Reproduce the listing that follows with no differences at all.

++++++++

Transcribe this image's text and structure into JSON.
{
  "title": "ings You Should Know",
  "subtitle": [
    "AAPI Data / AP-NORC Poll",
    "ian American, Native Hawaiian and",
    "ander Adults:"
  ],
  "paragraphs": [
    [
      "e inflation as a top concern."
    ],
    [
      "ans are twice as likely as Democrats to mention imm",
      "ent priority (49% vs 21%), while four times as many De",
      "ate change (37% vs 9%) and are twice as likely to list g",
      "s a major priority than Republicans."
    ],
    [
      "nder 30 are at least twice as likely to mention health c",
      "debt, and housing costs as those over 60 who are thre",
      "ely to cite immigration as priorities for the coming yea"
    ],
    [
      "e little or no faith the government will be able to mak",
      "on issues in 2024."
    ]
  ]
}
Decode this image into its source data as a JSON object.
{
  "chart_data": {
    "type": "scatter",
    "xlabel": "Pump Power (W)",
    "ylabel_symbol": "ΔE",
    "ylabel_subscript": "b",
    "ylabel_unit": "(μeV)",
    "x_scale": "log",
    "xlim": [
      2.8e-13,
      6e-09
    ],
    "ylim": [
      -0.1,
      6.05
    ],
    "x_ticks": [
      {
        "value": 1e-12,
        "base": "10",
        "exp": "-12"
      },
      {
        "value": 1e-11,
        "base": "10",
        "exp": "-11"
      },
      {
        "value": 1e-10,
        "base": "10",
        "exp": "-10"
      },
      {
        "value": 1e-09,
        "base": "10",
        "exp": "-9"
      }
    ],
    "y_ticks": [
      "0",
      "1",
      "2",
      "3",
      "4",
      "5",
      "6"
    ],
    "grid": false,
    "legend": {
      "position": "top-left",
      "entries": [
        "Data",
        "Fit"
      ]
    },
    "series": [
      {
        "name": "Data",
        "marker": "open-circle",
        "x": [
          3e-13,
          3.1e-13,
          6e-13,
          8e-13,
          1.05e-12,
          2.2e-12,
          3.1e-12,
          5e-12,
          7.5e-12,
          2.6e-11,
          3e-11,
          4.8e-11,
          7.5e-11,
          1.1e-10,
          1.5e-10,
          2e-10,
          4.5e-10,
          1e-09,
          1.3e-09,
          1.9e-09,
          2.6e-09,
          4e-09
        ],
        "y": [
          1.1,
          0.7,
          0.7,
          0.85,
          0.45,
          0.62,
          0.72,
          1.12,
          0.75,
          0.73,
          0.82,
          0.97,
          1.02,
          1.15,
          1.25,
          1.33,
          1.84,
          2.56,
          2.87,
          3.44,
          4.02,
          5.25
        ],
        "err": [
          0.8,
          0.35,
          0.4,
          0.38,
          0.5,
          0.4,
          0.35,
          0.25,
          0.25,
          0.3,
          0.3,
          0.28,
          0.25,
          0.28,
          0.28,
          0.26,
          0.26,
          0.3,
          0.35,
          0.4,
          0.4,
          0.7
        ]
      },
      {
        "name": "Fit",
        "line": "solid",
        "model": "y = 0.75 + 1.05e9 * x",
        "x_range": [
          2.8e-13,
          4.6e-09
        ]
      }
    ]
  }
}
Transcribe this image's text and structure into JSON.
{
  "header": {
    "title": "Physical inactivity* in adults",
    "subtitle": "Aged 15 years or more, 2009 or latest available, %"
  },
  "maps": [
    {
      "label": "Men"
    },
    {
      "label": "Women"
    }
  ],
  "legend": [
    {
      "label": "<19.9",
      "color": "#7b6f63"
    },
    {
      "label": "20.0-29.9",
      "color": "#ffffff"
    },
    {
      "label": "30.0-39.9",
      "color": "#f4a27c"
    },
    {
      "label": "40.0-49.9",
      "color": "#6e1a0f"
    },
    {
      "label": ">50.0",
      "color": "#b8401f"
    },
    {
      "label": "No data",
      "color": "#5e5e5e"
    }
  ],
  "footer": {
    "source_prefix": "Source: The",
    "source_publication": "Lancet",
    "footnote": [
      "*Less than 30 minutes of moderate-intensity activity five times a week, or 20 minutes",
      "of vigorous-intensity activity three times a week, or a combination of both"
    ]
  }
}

++++++++

→ SOLUTION:
Transcribe this image's text and structure into JSON.
{
  "title": "ings You Should Know",
  "subtitle": [
    "AAPI Data / AP-NORC Poll",
    "ian American, Native Hawaiian and",
    "ander Adults:"
  ],
  "paragraphs": [
    [
      "e inflation as a top concern."
    ],
    [
      "ans are twice as likely as Democrats to mention imm",
      "ent priority (49% vs 21%), while four times as many De",
      "ate change (37% vs 9%) and are twice as likely to list g",
      "s a major priority than Republicans."
    ],
    [
      "nder 30 are at least twice as likely to mention health c",
      "debt, and housing costs as those over 60 who are thre",
      "ely to cite immigration as priorities for the coming yea"
    ],
    [
      "e little or no faith the government will be able to mak",
      "on issues in 2024."
    ]
  ]
}
Decode this image into its source data as a JSON object.
{
  "chart_data": {
    "type": "scatter",
    "xlabel": "Pump Power (W)",
    "ylabel_symbol": "ΔE",
    "ylabel_subscript": "b",
    "ylabel_unit": "(μeV)",
    "x_scale": "log",
    "xlim": [
      2.8e-13,
      6e-09
    ],
    "ylim": [
      -0.1,
      6.05
    ],
    "x_ticks": [
      {
        "value": 1e-12,
        "base": "10",
        "exp": "-12"
      },
      {
        "value": 1e-11,
        "base": "10",
        "exp": "-11"
      },
      {
        "value": 1e-10,
        "base": "10",
        "exp": "-10"
      },
      {
        "value": 1e-09,
        "base": "10",
        "exp": "-9"
      }
    ],
    "y_ticks": [
      "0",
      "1",
      "2",
      "3",
      "4",
      "5",
      "6"
    ],
    "grid": false,
    "legend": {
      "position": "top-left",
      "entries": [
        "Data",
        "Fit"
      ]
    },
    "series": [
      {
        "name": "Data",
        "marker": "open-circle",
        "x": [
          3e-13,
          3.1e-13,
          6e-13,
          8e-13,
          1.05e-12,
          2.2e-12,
          3.1e-12,
          5e-12,
          7.5e-12,
          2.6e-11,
          3e-11,
          4.8e-11,
          7.5e-11,
          1.1e-10,
          1.5e-10,
          2e-10,
          4.5e-10,
          1e-09,
          1.3e-09,
          1.9e-09,
          2.6e-09,
          4e-09
        ],
        "y": [
          1.1,
          0.7,
          0.7,
          0.85,
          0.45,
          0.62,
          0.72,
          1.12,
          0.75,
          0.73,
          0.82,
          0.97,
          1.02,
          1.15,
          1.25,
          1.33,
          1.84,
          2.56,
          2.87,
          3.44,
          4.02,
          5.25
        ],
        "err": [
          0.8,
          0.35,
          0.4,
          0.38,
          0.5,
          0.4,
          0.35,
          0.25,
          0.25,
          0.3,
          0.3,
          0.28,
          0.25,
          0.28,
          0.28,
          0.26,
          0.26,
          0.3,
          0.35,
          0.4,
          0.4,
          0.7
        ]
      },
      {
        "name": "Fit",
        "line": "solid",
        "model": "y = 0.75 + 1.05e9 * x",
        "x_range": [
          2.8e-13,
          4.6e-09
        ]
      }
    ]
  }
}
Transcribe this image's text and structure into JSON.
{
  "header": {
    "title": "Physical inactivity* in adults",
    "subtitle": "Aged 15 years or more, 2009 or latest available, %"
  },
  "maps": [
    {
      "label": "Men"
    },
    {
      "label": "Women"
    }
  ],
  "legend": [
    {
      "label": "<19.9",
      "color": "#7b6f63"
    },
    {
      "label": "20.0-29.9",
      "color": "#ffffff"
    },
    {
      "label": "30.0-39.9",
      "color": "#f4a27c"
    },
    {
      "label": "40.0-49.9",
      "color": "#6e1a0f"
    },
    {
      "label": ">50.0",
      "color": "#b8401f"
    },
    {
      "label": "No data",
      "color": "#5e5e5e"
    }
  ],
  "footer": {
    "source_prefix": "Source: The",
    "source_publication": "Lancet",
    "footnote": [
      "*Less than 30 minutes of moderate-intensity activity five times a week, or 20 minutes",
      "of vigorous-intensity activity three times a week, or a combination of both"
    ]
  }
}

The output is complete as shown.